§ **Objective**
Repeat the whole listing exactly as written.

+++ Data entries

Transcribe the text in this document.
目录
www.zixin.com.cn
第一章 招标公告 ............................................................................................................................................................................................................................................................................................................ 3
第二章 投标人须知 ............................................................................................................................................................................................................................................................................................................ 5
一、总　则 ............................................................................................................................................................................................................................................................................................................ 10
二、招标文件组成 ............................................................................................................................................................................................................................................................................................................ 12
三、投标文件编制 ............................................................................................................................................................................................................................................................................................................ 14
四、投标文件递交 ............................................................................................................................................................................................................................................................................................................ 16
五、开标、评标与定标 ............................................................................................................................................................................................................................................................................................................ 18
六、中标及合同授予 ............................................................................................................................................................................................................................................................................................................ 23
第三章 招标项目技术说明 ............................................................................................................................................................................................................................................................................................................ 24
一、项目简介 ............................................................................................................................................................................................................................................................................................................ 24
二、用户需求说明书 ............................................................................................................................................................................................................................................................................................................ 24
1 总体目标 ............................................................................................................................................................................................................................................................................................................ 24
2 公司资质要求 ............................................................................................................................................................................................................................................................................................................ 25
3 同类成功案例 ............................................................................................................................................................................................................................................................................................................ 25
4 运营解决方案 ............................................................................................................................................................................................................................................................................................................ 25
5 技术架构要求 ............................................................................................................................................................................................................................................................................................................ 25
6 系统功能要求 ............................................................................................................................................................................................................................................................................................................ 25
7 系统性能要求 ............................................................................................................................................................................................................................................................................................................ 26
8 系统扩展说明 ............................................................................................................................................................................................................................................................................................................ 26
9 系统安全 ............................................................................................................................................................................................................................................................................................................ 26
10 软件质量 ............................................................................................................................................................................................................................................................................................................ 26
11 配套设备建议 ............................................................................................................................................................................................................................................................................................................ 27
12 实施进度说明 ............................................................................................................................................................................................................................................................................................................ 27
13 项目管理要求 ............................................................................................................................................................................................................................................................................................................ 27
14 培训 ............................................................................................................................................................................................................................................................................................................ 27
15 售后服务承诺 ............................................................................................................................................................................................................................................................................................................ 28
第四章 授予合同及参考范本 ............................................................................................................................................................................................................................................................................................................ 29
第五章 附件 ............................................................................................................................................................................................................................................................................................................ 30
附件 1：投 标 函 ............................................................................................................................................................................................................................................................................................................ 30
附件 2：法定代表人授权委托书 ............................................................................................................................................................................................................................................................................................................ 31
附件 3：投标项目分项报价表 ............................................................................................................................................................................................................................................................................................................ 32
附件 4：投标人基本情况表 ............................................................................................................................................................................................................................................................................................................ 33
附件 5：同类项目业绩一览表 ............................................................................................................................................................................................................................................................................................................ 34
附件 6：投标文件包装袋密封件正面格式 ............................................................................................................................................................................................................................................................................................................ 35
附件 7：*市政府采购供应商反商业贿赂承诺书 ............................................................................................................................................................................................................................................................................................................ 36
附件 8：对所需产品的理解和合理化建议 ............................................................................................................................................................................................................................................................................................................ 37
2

++++++

§ **Final answer**
Transcribe the text in this document.
目录
www.zixin.com.cn
第一章 招标公告 ............................................................................................................................................................................................................................................................................................................ 3
第二章 投标人须知 ............................................................................................................................................................................................................................................................................................................ 5
一、总　则 ............................................................................................................................................................................................................................................................................................................ 10
二、招标文件组成 ............................................................................................................................................................................................................................................................................................................ 12
三、投标文件编制 ............................................................................................................................................................................................................................................................................................................ 14
四、投标文件递交 ............................................................................................................................................................................................................................................................................................................ 16
五、开标、评标与定标 ............................................................................................................................................................................................................................................................................................................ 18
六、中标及合同授予 ............................................................................................................................................................................................................................................................................................................ 23
第三章 招标项目技术说明 ............................................................................................................................................................................................................................................................................................................ 24
一、项目简介 ............................................................................................................................................................................................................................................................................................................ 24
二、用户需求说明书 ............................................................................................................................................................................................................................................................................................................ 24
1 总体目标 ............................................................................................................................................................................................................................................................................................................ 24
2 公司资质要求 ............................................................................................................................................................................................................................................................................................................ 25
3 同类成功案例 ............................................................................................................................................................................................................................................................................................................ 25
4 运营解决方案 ............................................................................................................................................................................................................................................................................................................ 25
5 技术架构要求 ............................................................................................................................................................................................................................................................................................................ 25
6 系统功能要求 ............................................................................................................................................................................................................................................................................................................ 25
7 系统性能要求 ............................................................................................................................................................................................................................................................................................................ 26
8 系统扩展说明 ............................................................................................................................................................................................................................................................................................................ 26
9 系统安全 ............................................................................................................................................................................................................................................................................................................ 26
10 软件质量 ............................................................................................................................................................................................................................................................................................................ 26
11 配套设备建议 ............................................................................................................................................................................................................................................................................................................ 27
12 实施进度说明 ............................................................................................................................................................................................................................................................................................................ 27
13 项目管理要求 ............................................................................................................................................................................................................................................................................................................ 27
14 培训 ............................................................................................................................................................................................................................................................................................................ 27
15 售后服务承诺 ............................................................................................................................................................................................................................................................................................................ 28
第四章 授予合同及参考范本 ............................................................................................................................................................................................................................................................................................................ 29
第五章 附件 ............................................................................................................................................................................................................................................................................................................ 30
附件 1：投 标 函 ............................................................................................................................................................................................................................................................................................................ 30
附件 2：法定代表人授权委托书 ............................................................................................................................................................................................................................................................................................................ 31
附件 3：投标项目分项报价表 ............................................................................................................................................................................................................................................................................................................ 32
附件 4：投标人基本情况表 ............................................................................................................................................................................................................................................................................................................ 33
附件 5：同类项目业绩一览表 ............................................................................................................................................................................................................................................................................................................ 34
附件 6：投标文件包装袋密封件正面格式 ............................................................................................................................................................................................................................................................................................................ 35
附件 7：*市政府采购供应商反商业贿赂承诺书 ............................................................................................................................................................................................................................................................................................................ 36
附件 8：对所需产品的理解和合理化建议 ............................................................................................................................................................................................................................................................................................................ 37
2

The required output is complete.